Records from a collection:
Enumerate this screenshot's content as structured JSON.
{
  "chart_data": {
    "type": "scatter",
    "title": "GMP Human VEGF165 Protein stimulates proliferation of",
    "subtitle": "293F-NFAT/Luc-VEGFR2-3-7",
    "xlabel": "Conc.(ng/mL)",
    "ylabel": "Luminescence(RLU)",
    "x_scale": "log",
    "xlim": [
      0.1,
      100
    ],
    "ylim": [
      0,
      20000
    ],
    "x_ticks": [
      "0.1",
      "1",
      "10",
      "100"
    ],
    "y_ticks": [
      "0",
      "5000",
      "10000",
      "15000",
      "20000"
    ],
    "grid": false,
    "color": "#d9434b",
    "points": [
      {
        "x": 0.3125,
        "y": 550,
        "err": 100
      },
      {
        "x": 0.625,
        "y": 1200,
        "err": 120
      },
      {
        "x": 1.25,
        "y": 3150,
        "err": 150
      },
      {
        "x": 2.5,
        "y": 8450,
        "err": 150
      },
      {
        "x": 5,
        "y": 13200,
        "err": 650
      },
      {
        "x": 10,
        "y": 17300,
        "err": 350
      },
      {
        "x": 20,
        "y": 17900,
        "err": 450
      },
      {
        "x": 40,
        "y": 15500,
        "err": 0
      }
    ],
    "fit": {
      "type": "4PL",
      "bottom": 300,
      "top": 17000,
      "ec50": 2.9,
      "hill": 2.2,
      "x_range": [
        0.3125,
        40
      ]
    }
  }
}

_PROBLEM TO WORK ON_
Your answer must be the complete data, repeated word for word.

_EXERCISE ANSWER_
Enumerate this screenshot's content as structured JSON.
{
  "chart_data": {
    "type": "scatter",
    "title": "GMP Human VEGF165 Protein stimulates proliferation of",
    "subtitle": "293F-NFAT/Luc-VEGFR2-3-7",
    "xlabel": "Conc.(ng/mL)",
    "ylabel": "Luminescence(RLU)",
    "x_scale": "log",
    "xlim": [
      0.1,
      100
    ],
    "ylim": [
      0,
      20000
    ],
    "x_ticks": [
      "0.1",
      "1",
      "10",
      "100"
    ],
    "y_ticks": [
      "0",
      "5000",
      "10000",
      "15000",
      "20000"
    ],
    "grid": false,
    "color": "#d9434b",
    "points": [
      {
        "x": 0.3125,
        "y": 550,
        "err": 100
      },
      {
        "x": 0.625,
        "y": 1200,
        "err": 120
      },
      {
        "x": 1.25,
        "y": 3150,
        "err": 150
      },
      {
        "x": 2.5,
        "y": 8450,
        "err": 150
      },
      {
        "x": 5,
        "y": 13200,
        "err": 650
      },
      {
        "x": 10,
        "y": 17300,
        "err": 350
      },
      {
        "x": 20,
        "y": 17900,
        "err": 450
      },
      {
        "x": 40,
        "y": 15500,
        "err": 0
      }
    ],
    "fit": {
      "type": "4PL",
      "bottom": 300,
      "top": 17000,
      "ec50": 2.9,
      "hill": 2.2,
      "x_range": [
        0.3125,
        40
      ]
    }
  }
}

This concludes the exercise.